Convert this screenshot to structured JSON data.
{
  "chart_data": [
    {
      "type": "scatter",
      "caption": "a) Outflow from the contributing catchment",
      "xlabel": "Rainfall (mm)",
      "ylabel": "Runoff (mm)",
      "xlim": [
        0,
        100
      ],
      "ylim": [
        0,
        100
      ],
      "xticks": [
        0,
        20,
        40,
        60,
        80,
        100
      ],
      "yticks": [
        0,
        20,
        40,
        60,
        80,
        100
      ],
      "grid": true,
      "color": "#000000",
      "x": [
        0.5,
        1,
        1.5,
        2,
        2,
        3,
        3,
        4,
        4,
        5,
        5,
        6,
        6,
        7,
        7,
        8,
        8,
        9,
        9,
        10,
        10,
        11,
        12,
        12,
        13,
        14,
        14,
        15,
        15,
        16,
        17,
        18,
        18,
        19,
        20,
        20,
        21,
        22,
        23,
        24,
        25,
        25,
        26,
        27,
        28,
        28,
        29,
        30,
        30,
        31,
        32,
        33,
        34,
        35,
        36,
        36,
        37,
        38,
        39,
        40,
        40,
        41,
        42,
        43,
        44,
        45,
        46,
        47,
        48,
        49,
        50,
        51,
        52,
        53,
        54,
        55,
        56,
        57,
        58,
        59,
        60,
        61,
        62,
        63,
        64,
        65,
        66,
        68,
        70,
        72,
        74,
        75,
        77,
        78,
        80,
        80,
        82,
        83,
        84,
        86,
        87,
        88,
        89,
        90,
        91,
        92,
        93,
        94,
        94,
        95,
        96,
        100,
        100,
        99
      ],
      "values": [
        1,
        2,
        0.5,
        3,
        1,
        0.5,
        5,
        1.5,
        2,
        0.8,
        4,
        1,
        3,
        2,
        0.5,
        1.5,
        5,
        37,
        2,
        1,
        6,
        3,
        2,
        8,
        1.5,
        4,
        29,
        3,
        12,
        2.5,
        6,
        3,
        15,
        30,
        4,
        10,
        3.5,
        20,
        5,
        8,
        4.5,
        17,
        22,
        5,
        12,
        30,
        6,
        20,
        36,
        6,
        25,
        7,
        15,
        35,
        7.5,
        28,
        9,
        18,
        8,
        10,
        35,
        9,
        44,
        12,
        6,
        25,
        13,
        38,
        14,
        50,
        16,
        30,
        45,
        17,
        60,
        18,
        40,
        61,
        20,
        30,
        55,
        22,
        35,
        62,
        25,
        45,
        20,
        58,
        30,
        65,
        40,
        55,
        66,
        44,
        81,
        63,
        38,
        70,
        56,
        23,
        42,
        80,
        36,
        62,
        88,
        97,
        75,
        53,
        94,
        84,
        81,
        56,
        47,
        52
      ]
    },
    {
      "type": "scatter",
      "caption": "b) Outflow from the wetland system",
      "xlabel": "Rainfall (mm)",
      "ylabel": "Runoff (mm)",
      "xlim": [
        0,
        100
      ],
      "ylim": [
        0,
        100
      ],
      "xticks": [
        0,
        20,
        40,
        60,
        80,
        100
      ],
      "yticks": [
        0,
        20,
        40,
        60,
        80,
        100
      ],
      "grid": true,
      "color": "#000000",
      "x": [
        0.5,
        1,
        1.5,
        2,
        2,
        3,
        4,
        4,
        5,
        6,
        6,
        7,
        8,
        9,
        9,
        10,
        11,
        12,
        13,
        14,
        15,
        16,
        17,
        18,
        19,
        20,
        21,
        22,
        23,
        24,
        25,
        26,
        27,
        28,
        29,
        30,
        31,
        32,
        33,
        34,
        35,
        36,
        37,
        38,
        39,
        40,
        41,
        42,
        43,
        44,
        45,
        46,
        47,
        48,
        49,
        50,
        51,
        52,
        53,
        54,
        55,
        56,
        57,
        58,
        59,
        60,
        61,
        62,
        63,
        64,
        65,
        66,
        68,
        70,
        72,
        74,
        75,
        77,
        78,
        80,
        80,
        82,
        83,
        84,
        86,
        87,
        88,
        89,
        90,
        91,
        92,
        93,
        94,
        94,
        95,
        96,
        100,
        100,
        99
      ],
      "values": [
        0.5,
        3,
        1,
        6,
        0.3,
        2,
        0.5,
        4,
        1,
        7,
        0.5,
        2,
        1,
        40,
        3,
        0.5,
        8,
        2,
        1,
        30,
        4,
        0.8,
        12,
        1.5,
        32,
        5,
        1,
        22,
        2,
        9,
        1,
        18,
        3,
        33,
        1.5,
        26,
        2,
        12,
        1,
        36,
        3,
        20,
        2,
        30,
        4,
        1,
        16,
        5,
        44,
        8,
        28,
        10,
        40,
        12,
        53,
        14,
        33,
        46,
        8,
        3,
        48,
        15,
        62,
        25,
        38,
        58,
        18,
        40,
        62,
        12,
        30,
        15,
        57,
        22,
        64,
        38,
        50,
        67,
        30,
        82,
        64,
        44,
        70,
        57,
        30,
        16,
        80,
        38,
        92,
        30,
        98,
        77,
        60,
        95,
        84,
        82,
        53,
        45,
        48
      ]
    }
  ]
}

What this task involves
Scan the records above and report how many lines include the word "caption", without any other text.

Written answer
2